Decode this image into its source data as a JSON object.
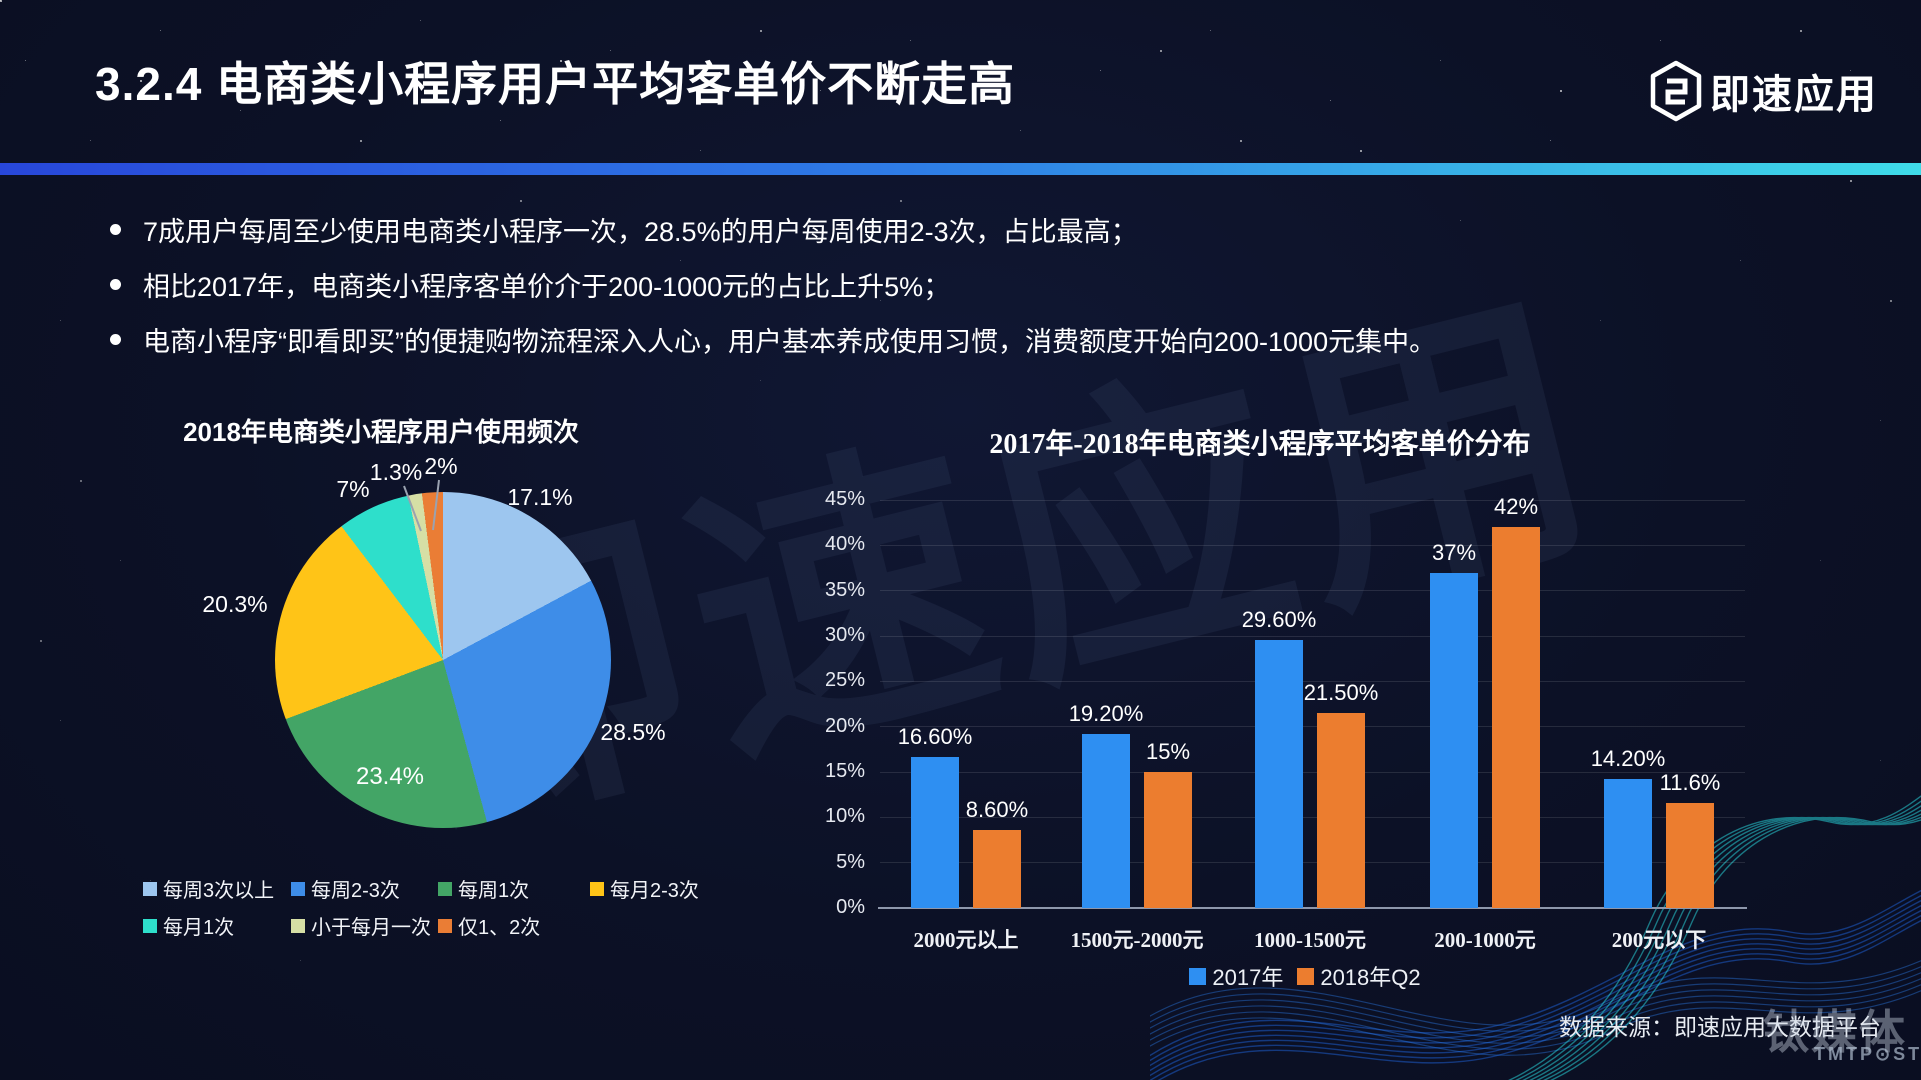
{
  "slide": {
    "title": "3.2.4  电商类小程序用户平均客单价不断走高",
    "logo": {
      "text": "即速应用"
    },
    "bullets": [
      "7成用户每周至少使用电商类小程序一次，28.5%的用户每周使用2-3次，占比最高；",
      "相比2017年，电商类小程序客单价介于200-1000元的占比上升5%；",
      "电商小程序“即看即买”的便捷购物流程深入人心，用户基本养成使用习惯，消费额度开始向200-1000元集中。"
    ],
    "source": "数据来源：即速应用大数据平台",
    "watermarks": {
      "center": "即速应用",
      "corner_cn": "钛媒体",
      "corner_en": "TMTP⊙ST"
    },
    "accent_gradient": [
      "#2847DA",
      "#2E7DE6",
      "#3FDBE8"
    ]
  },
  "chart_data": [
    {
      "type": "pie",
      "title": "2018年电商类小程序用户使用频次",
      "labels": [
        "每周3次以上",
        "每周2-3次",
        "每周1次",
        "每月2-3次",
        "每月1次",
        "小于每月一次",
        "仅1、2次"
      ],
      "values": [
        17.1,
        28.5,
        23.4,
        20.3,
        7,
        1.3,
        2
      ],
      "value_labels": [
        "17.1%",
        "28.5%",
        "23.4%",
        "20.3%",
        "7%",
        "1.3%",
        "2%"
      ],
      "colors": [
        "#9DC6EF",
        "#3E8DE8",
        "#43A566",
        "#FFC417",
        "#2EDFCB",
        "#D6DFA5",
        "#EA7D35"
      ],
      "legend_position": "bottom",
      "start_angle": "top-clockwise"
    },
    {
      "type": "bar",
      "title": "2017年-2018年电商类小程序平均客单价分布",
      "categories": [
        "2000元以上",
        "1500元-2000元",
        "1000-1500元",
        "200-1000元",
        "200元以下"
      ],
      "series": [
        {
          "name": "2017年",
          "color": "#2E8FF2",
          "values": [
            16.6,
            19.2,
            29.6,
            37,
            14.2
          ],
          "value_labels": [
            "16.60%",
            "19.20%",
            "29.60%",
            "37%",
            "14.20%"
          ]
        },
        {
          "name": "2018年Q2",
          "color": "#EC7D2F",
          "values": [
            8.6,
            15,
            21.5,
            42,
            11.6
          ],
          "value_labels": [
            "8.60%",
            "15%",
            "21.50%",
            "42%",
            "11.6%"
          ]
        }
      ],
      "ylabel": "",
      "ylim": [
        0,
        45
      ],
      "yticks": [
        "0%",
        "5%",
        "10%",
        "15%",
        "20%",
        "25%",
        "30%",
        "35%",
        "40%",
        "45%"
      ],
      "grid": true,
      "legend_position": "bottom"
    }
  ]
}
--------------------------------
To do> Search the entries for the string "bottom" and collect each line that has it.

Written solution>
      "legend_position": "bottom",
      "legend_position": "bottom"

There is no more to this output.